> _Exercise description_:
Search the material for the word "本实施例中" and report each line where it turns up.

> _Supplied data_:
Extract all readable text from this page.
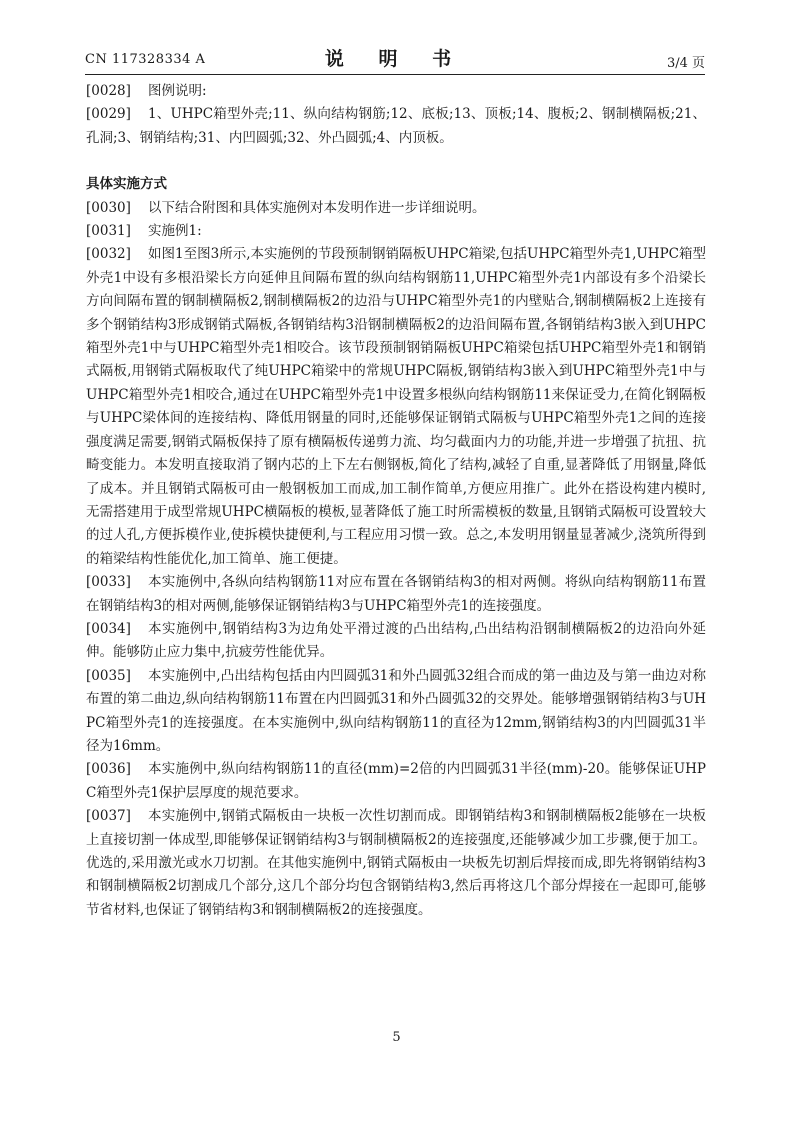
CN 117328334 A	说 明 书	3/4 页
[0028]	图例说明:
[0029]	1、UHPC箱型外壳;11、纵向结构钢筋;12、底板;13、顶板;14、腹板;2、钢制横隔板;21、孔洞;3、钢销结构;31、内凹圆弧;32、外凸圆弧;4、内顶板。
具体实施方式
[0030]	以下结合附图和具体实施例对本发明作进一步详细说明。
[0031]	实施例1:
[0032]	如图1至图3所示,本实施例的节段预制钢销隔板UHPC箱梁,包括UHPC箱型外壳1,UHPC箱型外壳1中设有多根沿梁长方向延伸且间隔布置的纵向结构钢筋11,UHPC箱型外壳1内部设有多个沿梁长方向间隔布置的钢制横隔板2,钢制横隔板2的边沿与UHPC箱型外壳1的内壁贴合,钢制横隔板2上连接有多个钢销结构3形成钢销式隔板,各钢销结构3沿钢制横隔板2的边沿间隔布置,各钢销结构3嵌入到UHPC箱型外壳1中与UHPC箱型外壳1相咬合。该节段预制钢销隔板UHPC箱梁包括UHPC箱型外壳1和钢销式隔板,用钢销式隔板取代了纯UHPC箱梁中的常规UHPC隔板,钢销结构3嵌入到UHPC箱型外壳1中与UHPC箱型外壳1相咬合,通过在UHPC箱型外壳1中设置多根纵向结构钢筋11来保证受力,在简化钢隔板与UHPC梁体间的连接结构、降低用钢量的同时,还能够保证钢销式隔板与UHPC箱型外壳1之间的连接强度满足需要,钢销式隔板保持了原有横隔板传递剪力流、均匀截面内力的功能,并进一步增强了抗扭、抗畸变能力。本发明直接取消了钢内芯的上下左右侧钢板,简化了结构,减轻了自重,显著降低了用钢量,降低了成本。并且钢销式隔板可由一般钢板加工而成,加工制作简单,方便应用推广。此外在搭设构建内模时,无需搭建用于成型常规UHPC横隔板的模板,显著降低了施工时所需模板的数量,且钢销式隔板可设置较大的过人孔,方便拆模作业,使拆模快捷便利,与工程应用习惯一致。总之,本发明用钢量显著减少,浇筑所得到的箱梁结构性能优化,加工简单、施工便捷。
[0033]	本实施例中,各纵向结构钢筋11对应布置在各钢销结构3的相对两侧。将纵向结构钢筋11布置在钢销结构3的相对两侧,能够保证钢销结构3与UHPC箱型外壳1的连接强度。
[0034]	本实施例中,钢销结构3为边角处平滑过渡的凸出结构,凸出结构沿钢制横隔板2的边沿向外延伸。能够防止应力集中,抗疲劳性能优异。
[0035]	本实施例中,凸出结构包括由内凹圆弧31和外凸圆弧32组合而成的第一曲边及与第一曲边对称布置的第二曲边,纵向结构钢筋11布置在内凹圆弧31和外凸圆弧32的交界处。能够增强钢销结构3与UHPC箱型外壳1的连接强度。在本实施例中,纵向结构钢筋11的直径为12mm,钢销结构3的内凹圆弧31半径为16mm。
[0036]	本实施例中,纵向结构钢筋11的直径(mm)=2倍的内凹圆弧31半径(mm)-20。能够保证UHPC箱型外壳1保护层厚度的规范要求。
[0037]	本实施例中,钢销式隔板由一块板一次性切割而成。即钢销结构3和钢制横隔板2能够在一块板上直接切割一体成型,即能够保证钢销结构3与钢制横隔板2的连接强度,还能够减少加工步骤,便于加工。优选的,采用激光或水刀切割。在其他实施例中,钢销式隔板由一块板先切割后焊接而成,即先将钢销结构3和钢制横隔板2切割成几个部分,这几个部分均包含钢销结构3,然后再将这几个部分焊接在一起即可,能够节省材料,也保证了钢销结构3和钢制横隔板2的连接强度。
5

> _Answer for this exercise_:
[0033]	本实施例中,各纵向结构钢筋11对应布置在各钢销结构3的相对两侧。将纵向结构钢筋11布置在钢销结构3的相对两侧,能够保证钢销结构3与UHPC箱型外壳1的连接强度。
[0034]	本实施例中,钢销结构3为边角处平滑过渡的凸出结构,凸出结构沿钢制横隔板2的边沿向外延伸。能够防止应力集中,抗疲劳性能优异。
[0035]	本实施例中,凸出结构包括由内凹圆弧31和外凸圆弧32组合而成的第一曲边及与第一曲边对称布置的第二曲边,纵向结构钢筋11布置在内凹圆弧31和外凸圆弧32的交界处。能够增强钢销结构3与UHPC箱型外壳1的连接强度。在本实施例中,纵向结构钢筋11的直径为12mm,钢销结构3的内凹圆弧31半径为16mm。
[0036]	本实施例中,纵向结构钢筋11的直径(mm)=2倍的内凹圆弧31半径(mm)-20。能够保证UHPC箱型外壳1保护层厚度的规范要求。
[0037]	本实施例中,钢销式隔板由一块板一次性切割而成。即钢销结构3和钢制横隔板2能够在一块板上直接切割一体成型,即能够保证钢销结构3与钢制横隔板2的连接强度,还能够减少加工步骤,便于加工。优选的,采用激光或水刀切割。在其他实施例中,钢销式隔板由一块板先切割后焊接而成,即先将钢销结构3和钢制横隔板2切割成几个部分,这几个部分均包含钢销结构3,然后再将这几个部分焊接在一起即可,能够节省材料,也保证了钢销结构3和钢制横隔板2的连接强度。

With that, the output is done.